Stored entries
____
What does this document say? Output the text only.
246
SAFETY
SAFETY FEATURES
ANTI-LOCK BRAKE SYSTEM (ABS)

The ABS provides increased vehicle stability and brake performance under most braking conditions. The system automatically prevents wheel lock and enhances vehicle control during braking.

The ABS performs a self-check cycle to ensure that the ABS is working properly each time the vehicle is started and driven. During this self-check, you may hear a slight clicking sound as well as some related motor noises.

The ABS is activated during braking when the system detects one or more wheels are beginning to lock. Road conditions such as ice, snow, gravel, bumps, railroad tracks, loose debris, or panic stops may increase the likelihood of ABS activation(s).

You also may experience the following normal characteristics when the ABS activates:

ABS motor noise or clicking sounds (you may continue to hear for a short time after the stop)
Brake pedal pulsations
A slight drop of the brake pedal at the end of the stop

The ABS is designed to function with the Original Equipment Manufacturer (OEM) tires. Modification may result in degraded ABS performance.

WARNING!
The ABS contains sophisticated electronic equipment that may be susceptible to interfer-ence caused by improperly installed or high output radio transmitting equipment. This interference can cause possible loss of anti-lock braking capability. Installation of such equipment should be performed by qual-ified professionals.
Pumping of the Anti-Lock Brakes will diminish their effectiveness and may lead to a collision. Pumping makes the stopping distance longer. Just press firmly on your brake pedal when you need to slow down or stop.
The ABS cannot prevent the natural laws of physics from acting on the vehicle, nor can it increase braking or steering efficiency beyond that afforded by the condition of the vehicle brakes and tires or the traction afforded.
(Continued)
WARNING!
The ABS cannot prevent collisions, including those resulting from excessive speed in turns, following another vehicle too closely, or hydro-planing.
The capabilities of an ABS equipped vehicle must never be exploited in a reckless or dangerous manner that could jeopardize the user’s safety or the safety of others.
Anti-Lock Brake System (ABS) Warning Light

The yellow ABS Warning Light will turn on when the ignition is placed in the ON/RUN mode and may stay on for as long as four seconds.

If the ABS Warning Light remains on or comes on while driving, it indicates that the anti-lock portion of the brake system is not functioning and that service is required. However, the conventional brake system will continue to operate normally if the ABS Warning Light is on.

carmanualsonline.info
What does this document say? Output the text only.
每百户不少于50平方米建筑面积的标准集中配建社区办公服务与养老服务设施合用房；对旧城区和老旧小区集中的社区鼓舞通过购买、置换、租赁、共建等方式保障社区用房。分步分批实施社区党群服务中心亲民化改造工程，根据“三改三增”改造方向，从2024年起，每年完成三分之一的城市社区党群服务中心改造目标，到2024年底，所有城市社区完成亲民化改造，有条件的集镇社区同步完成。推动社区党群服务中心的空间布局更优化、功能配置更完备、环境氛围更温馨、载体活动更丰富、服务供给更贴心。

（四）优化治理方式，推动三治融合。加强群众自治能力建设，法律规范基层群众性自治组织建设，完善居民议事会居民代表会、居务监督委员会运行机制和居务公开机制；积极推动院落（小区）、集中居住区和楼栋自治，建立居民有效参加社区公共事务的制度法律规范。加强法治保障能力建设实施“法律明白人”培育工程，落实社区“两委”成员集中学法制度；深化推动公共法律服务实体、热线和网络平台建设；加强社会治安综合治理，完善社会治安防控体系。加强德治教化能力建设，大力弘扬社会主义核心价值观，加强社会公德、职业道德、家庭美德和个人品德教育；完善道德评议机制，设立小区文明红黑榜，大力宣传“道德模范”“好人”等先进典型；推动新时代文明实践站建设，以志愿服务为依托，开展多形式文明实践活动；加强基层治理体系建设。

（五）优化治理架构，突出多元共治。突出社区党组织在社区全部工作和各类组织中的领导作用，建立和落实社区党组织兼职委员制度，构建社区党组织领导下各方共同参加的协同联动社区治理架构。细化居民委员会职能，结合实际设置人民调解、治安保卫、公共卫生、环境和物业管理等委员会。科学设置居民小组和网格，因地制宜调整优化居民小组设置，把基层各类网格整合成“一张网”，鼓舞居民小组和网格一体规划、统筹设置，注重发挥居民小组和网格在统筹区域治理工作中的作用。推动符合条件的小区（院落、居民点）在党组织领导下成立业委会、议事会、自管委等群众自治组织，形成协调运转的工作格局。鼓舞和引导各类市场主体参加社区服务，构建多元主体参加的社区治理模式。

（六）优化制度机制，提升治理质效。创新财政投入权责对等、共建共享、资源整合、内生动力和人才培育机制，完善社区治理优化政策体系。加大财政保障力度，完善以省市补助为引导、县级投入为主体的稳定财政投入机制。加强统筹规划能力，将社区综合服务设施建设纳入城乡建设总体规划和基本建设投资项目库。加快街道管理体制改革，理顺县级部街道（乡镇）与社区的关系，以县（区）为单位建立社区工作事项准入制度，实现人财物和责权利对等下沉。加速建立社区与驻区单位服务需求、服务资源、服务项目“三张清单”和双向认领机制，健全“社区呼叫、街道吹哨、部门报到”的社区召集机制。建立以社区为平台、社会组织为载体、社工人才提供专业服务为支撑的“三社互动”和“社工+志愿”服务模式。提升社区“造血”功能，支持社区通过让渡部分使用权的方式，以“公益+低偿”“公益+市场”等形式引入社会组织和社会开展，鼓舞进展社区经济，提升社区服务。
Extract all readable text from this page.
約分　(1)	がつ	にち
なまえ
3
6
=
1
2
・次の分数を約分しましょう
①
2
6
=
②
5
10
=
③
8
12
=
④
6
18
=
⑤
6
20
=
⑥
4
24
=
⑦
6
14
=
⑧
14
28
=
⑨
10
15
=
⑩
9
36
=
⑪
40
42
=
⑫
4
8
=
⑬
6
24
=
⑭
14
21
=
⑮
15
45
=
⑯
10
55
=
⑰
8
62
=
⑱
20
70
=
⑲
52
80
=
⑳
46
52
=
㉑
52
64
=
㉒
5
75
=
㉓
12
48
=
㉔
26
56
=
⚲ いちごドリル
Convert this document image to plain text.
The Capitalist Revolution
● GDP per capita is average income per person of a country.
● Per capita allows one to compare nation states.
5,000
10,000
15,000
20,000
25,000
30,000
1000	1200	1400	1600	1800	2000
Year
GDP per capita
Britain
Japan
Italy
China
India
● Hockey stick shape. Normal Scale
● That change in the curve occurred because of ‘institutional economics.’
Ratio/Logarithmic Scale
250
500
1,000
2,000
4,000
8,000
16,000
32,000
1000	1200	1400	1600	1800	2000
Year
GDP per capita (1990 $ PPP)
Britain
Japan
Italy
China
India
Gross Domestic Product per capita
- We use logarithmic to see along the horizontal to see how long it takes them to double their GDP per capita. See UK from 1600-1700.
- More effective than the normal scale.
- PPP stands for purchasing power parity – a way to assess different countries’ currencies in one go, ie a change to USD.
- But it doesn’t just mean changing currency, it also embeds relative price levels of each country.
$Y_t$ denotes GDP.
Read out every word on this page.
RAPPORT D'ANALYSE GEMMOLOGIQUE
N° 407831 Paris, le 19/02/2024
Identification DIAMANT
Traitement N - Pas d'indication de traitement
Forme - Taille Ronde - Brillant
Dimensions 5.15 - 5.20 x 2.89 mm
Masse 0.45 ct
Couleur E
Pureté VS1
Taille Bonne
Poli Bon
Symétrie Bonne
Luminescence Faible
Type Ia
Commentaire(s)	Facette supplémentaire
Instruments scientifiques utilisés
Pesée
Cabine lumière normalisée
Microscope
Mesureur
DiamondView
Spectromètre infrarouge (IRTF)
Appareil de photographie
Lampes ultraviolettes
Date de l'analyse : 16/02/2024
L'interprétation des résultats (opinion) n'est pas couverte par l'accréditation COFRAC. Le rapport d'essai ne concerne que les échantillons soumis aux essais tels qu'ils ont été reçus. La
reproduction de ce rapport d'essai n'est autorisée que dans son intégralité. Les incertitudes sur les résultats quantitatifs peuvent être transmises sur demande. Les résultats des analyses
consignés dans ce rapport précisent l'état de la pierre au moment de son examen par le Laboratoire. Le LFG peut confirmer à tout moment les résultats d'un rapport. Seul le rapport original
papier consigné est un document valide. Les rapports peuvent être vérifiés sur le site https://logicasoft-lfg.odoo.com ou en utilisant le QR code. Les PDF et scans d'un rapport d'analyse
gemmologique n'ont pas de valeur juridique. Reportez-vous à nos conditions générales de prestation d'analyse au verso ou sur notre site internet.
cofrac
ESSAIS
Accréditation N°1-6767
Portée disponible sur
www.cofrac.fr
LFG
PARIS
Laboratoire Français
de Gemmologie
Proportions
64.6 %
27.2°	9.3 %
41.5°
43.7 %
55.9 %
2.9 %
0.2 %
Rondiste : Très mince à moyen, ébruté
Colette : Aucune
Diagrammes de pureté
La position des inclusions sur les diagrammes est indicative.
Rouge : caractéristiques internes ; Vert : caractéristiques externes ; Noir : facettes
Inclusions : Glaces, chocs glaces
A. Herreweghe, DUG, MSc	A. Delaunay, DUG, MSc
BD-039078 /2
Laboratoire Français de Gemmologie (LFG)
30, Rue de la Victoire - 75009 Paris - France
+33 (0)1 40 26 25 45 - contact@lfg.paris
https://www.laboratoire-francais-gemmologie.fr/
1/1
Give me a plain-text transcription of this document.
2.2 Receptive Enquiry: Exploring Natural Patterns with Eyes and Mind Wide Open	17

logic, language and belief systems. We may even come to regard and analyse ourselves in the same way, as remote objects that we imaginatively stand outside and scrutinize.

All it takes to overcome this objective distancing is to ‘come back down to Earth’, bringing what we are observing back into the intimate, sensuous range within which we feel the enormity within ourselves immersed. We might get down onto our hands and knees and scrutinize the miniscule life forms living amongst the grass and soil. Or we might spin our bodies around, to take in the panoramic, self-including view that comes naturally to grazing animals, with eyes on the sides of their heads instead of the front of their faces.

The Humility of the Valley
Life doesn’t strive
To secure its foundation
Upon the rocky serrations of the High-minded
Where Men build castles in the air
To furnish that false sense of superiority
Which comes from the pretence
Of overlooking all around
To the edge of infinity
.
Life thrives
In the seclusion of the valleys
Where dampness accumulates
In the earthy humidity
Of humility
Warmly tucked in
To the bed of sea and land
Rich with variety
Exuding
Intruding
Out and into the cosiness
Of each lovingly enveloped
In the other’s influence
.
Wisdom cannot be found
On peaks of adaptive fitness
____
## Instructions to follow
Return all lines containing the word "plain".

## Solution to this problem
Convert this document image to plain text.
Give me a plain-text transcription of this document.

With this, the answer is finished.